Problem statement — Return the entries verbatim and drop every picture.

Collected data entries:
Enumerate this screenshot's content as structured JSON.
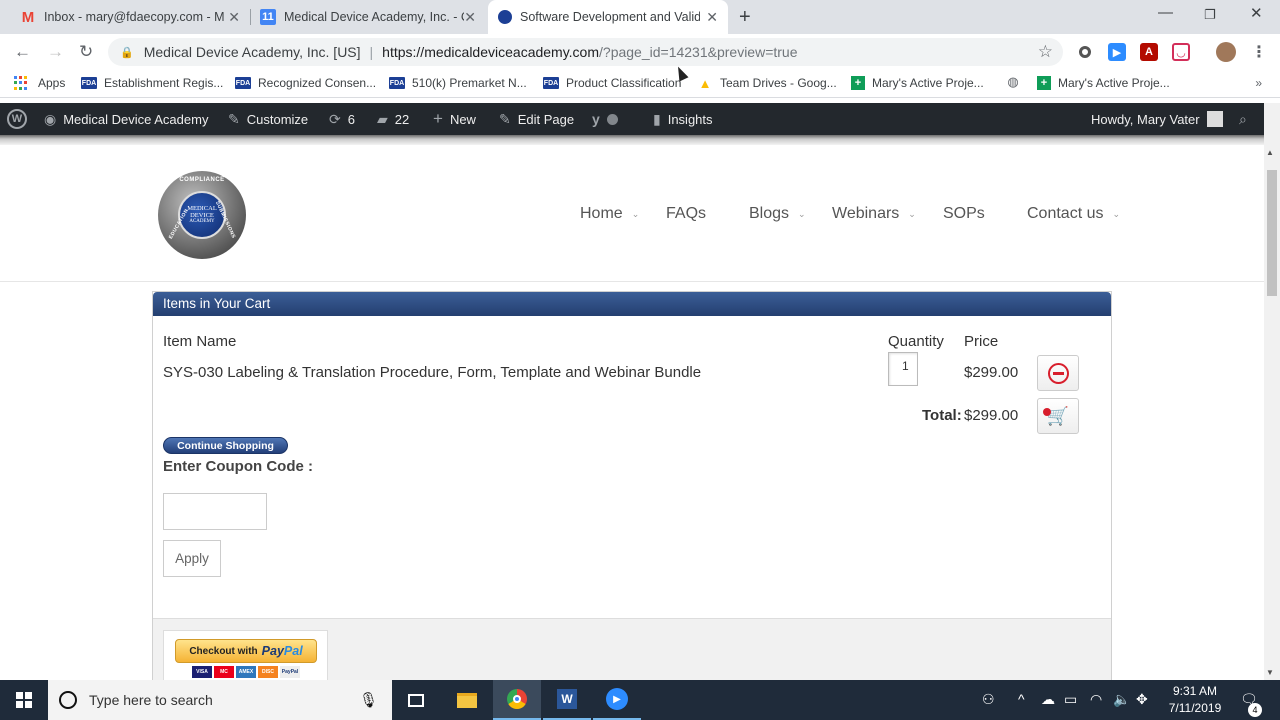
{
  "browser": {
    "tabs": [
      {
        "title": "Inbox - mary@fdaecopy.com - M",
        "icon": "gmail-icon",
        "color": "#ea4335",
        "active": false
      },
      {
        "title": "Medical Device Academy, Inc. - C",
        "icon": "calendar-icon",
        "color": "#4285f4",
        "active": false
      },
      {
        "title": "Software Development and Valid",
        "icon": "site-icon",
        "color": "#1c3f95",
        "active": true
      }
    ],
    "site_label": "Medical Device Academy, Inc. [US]",
    "url_host": "https://medicaldeviceacademy.com",
    "url_path": "/?page_id=14231&preview=true"
  },
  "bookmarks": [
    {
      "label": "Apps",
      "icon": "apps-grid-icon"
    },
    {
      "label": "Establishment Regis...",
      "icon": "fda-icon"
    },
    {
      "label": "Recognized Consen...",
      "icon": "fda-icon"
    },
    {
      "label": "510(k) Premarket N...",
      "icon": "fda-icon"
    },
    {
      "label": "Product Classification",
      "icon": "fda-icon"
    },
    {
      "label": "Team Drives - Goog...",
      "icon": "google-drive-icon"
    },
    {
      "label": "Mary's Active Proje...",
      "icon": "sheets-icon"
    },
    {
      "label": "Mary's Active Proje...",
      "icon": "sheets-icon"
    }
  ],
  "adminbar": {
    "site_name": "Medical Device Academy",
    "customize": "Customize",
    "updates_count": "6",
    "comments_count": "22",
    "new": "New",
    "edit_page": "Edit Page",
    "insights": "Insights",
    "howdy": "Howdy, Mary Vater"
  },
  "logo": {
    "top_text": "COMPLIANCE",
    "center_line1": "MEDICAL",
    "center_line2": "DEVICE",
    "center_line3": "ACADEMY",
    "left_text": "EDUCATION",
    "right_text": "SUBMISSIONS"
  },
  "menu": [
    {
      "label": "Home",
      "has_dropdown": true
    },
    {
      "label": "FAQs",
      "has_dropdown": false
    },
    {
      "label": "Blogs",
      "has_dropdown": true
    },
    {
      "label": "Webinars",
      "has_dropdown": true
    },
    {
      "label": "SOPs",
      "has_dropdown": false
    },
    {
      "label": "Contact us",
      "has_dropdown": true
    }
  ],
  "cart": {
    "header": "Items in Your Cart",
    "col_item": "Item Name",
    "col_qty": "Quantity",
    "col_price": "Price",
    "item_name": "SYS-030 Labeling & Translation Procedure, Form, Template and Webinar Bundle",
    "item_qty": "1",
    "item_price": "$299.00",
    "total_label": "Total:",
    "total_value": "$299.00",
    "continue_label": "Continue Shopping",
    "coupon_label": "Enter Coupon Code :",
    "apply_label": "Apply",
    "paypal_prefix": "Checkout with",
    "paypal_brand_a": "Pay",
    "paypal_brand_b": "Pal",
    "cards": [
      "VISA",
      "MC",
      "AMEX",
      "DISC",
      "PayPal"
    ]
  },
  "taskbar": {
    "search_placeholder": "Type here to search",
    "time": "9:31 AM",
    "date": "7/11/2019",
    "notifications": "4"
  },
  "colors": {
    "admin_bar": "#23282d",
    "cart_header": "#2f4f85",
    "remove_red": "#d81e2c",
    "taskbar": "#1f2b3a"
  }
}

Response for this exercise —
Enumerate this screenshot's content as structured JSON.
{
  "browser": {
    "tabs": [
      {
        "title": "Inbox - mary@fdaecopy.com - M",
        "icon": "gmail-icon",
        "color": "#ea4335",
        "active": false
      },
      {
        "title": "Medical Device Academy, Inc. - C",
        "icon": "calendar-icon",
        "color": "#4285f4",
        "active": false
      },
      {
        "title": "Software Development and Valid",
        "icon": "site-icon",
        "color": "#1c3f95",
        "active": true
      }
    ],
    "site_label": "Medical Device Academy, Inc. [US]",
    "url_host": "https://medicaldeviceacademy.com",
    "url_path": "/?page_id=14231&preview=true"
  },
  "bookmarks": [
    {
      "label": "Apps",
      "icon": "apps-grid-icon"
    },
    {
      "label": "Establishment Regis...",
      "icon": "fda-icon"
    },
    {
      "label": "Recognized Consen...",
      "icon": "fda-icon"
    },
    {
      "label": "510(k) Premarket N...",
      "icon": "fda-icon"
    },
    {
      "label": "Product Classification",
      "icon": "fda-icon"
    },
    {
      "label": "Team Drives - Goog...",
      "icon": "google-drive-icon"
    },
    {
      "label": "Mary's Active Proje...",
      "icon": "sheets-icon"
    },
    {
      "label": "Mary's Active Proje...",
      "icon": "sheets-icon"
    }
  ],
  "adminbar": {
    "site_name": "Medical Device Academy",
    "customize": "Customize",
    "updates_count": "6",
    "comments_count": "22",
    "new": "New",
    "edit_page": "Edit Page",
    "insights": "Insights",
    "howdy": "Howdy, Mary Vater"
  },
  "logo": {
    "top_text": "COMPLIANCE",
    "center_line1": "MEDICAL",
    "center_line2": "DEVICE",
    "center_line3": "ACADEMY",
    "left_text": "EDUCATION",
    "right_text": "SUBMISSIONS"
  },
  "menu": [
    {
      "label": "Home",
      "has_dropdown": true
    },
    {
      "label": "FAQs",
      "has_dropdown": false
    },
    {
      "label": "Blogs",
      "has_dropdown": true
    },
    {
      "label": "Webinars",
      "has_dropdown": true
    },
    {
      "label": "SOPs",
      "has_dropdown": false
    },
    {
      "label": "Contact us",
      "has_dropdown": true
    }
  ],
  "cart": {
    "header": "Items in Your Cart",
    "col_item": "Item Name",
    "col_qty": "Quantity",
    "col_price": "Price",
    "item_name": "SYS-030 Labeling & Translation Procedure, Form, Template and Webinar Bundle",
    "item_qty": "1",
    "item_price": "$299.00",
    "total_label": "Total:",
    "total_value": "$299.00",
    "continue_label": "Continue Shopping",
    "coupon_label": "Enter Coupon Code :",
    "apply_label": "Apply",
    "paypal_prefix": "Checkout with",
    "paypal_brand_a": "Pay",
    "paypal_brand_b": "Pal",
    "cards": [
      "VISA",
      "MC",
      "AMEX",
      "DISC",
      "PayPal"
    ]
  },
  "taskbar": {
    "search_placeholder": "Type here to search",
    "time": "9:31 AM",
    "date": "7/11/2019",
    "notifications": "4"
  },
  "colors": {
    "admin_bar": "#23282d",
    "cart_header": "#2f4f85",
    "remove_red": "#d81e2c",
    "taskbar": "#1f2b3a"
  }
}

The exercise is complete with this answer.